DESCRIPTION OF THE TASK: Say how many lines contain the word "тщательно". Only the number should be given.

DATASET EXTRACT:
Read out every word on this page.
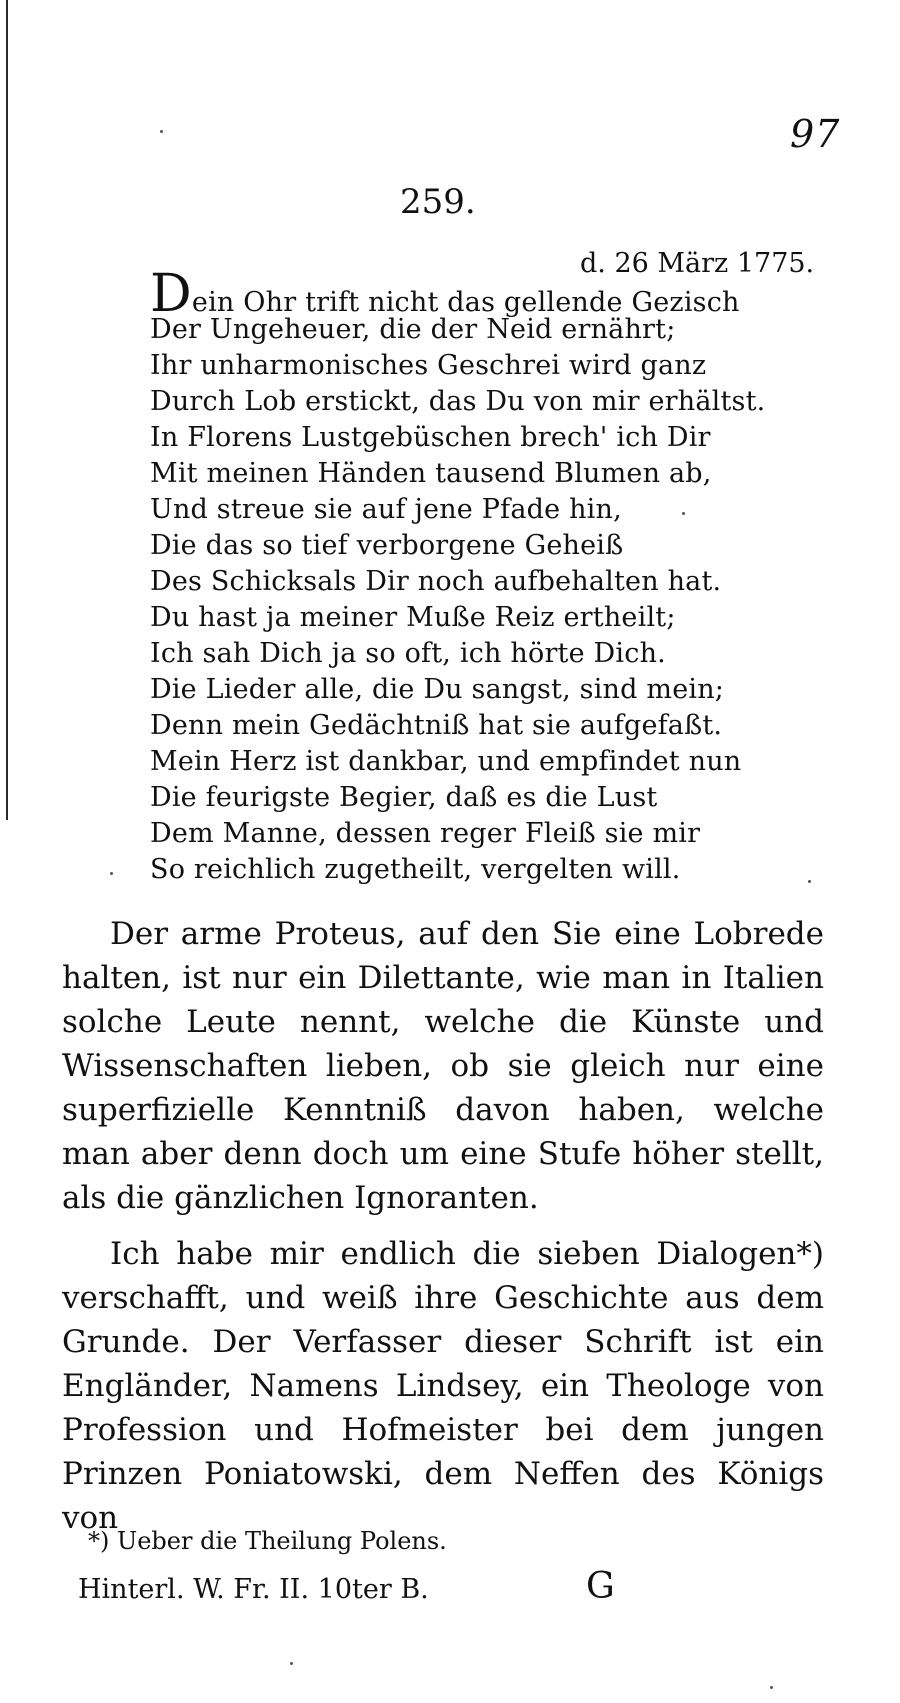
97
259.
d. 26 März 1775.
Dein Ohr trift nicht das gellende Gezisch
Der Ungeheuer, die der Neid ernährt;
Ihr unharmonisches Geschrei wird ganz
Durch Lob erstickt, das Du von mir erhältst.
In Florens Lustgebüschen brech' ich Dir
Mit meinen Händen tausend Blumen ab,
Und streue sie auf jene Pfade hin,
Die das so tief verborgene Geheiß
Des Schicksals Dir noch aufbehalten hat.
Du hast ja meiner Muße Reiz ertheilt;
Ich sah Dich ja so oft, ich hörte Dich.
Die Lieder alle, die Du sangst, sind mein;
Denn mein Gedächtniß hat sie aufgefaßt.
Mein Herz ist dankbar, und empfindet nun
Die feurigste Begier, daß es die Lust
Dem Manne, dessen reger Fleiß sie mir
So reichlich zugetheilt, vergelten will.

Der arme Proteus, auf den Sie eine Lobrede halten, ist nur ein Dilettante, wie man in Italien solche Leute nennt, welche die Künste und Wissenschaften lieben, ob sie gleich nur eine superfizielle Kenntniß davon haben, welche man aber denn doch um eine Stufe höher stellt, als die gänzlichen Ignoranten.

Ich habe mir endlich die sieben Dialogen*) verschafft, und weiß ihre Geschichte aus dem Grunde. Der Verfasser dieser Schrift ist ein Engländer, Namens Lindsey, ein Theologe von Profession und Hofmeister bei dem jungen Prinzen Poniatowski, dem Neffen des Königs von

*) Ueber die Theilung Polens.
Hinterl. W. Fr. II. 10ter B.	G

* * *

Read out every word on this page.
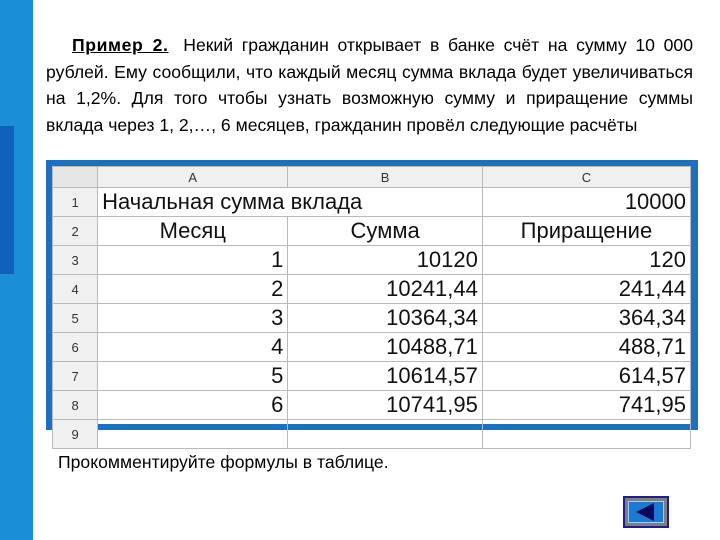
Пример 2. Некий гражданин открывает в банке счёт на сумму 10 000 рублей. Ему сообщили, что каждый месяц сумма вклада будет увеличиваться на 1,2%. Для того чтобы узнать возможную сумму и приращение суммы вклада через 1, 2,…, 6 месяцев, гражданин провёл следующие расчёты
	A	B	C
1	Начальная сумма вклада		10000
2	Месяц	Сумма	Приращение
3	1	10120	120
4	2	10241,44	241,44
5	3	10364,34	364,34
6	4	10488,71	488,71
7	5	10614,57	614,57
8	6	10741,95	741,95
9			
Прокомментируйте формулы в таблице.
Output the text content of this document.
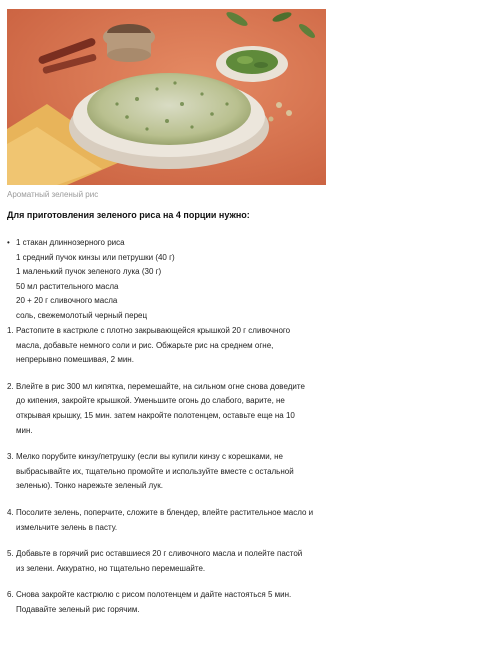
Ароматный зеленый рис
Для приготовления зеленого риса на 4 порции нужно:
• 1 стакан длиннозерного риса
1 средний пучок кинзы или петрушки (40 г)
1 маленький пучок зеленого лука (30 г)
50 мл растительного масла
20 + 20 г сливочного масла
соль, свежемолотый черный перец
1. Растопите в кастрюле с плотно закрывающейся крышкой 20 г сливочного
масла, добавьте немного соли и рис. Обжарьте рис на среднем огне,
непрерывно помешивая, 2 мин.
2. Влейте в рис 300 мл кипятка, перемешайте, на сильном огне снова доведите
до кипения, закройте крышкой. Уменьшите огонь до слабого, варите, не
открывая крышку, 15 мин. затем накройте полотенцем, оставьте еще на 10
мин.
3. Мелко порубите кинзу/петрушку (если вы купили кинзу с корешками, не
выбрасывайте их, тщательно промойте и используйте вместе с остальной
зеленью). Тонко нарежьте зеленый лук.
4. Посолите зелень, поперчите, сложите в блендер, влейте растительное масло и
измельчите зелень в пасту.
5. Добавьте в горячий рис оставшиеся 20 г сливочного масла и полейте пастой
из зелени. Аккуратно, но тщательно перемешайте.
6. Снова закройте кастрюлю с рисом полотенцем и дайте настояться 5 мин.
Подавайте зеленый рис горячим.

THE COMPLETED TASK: 2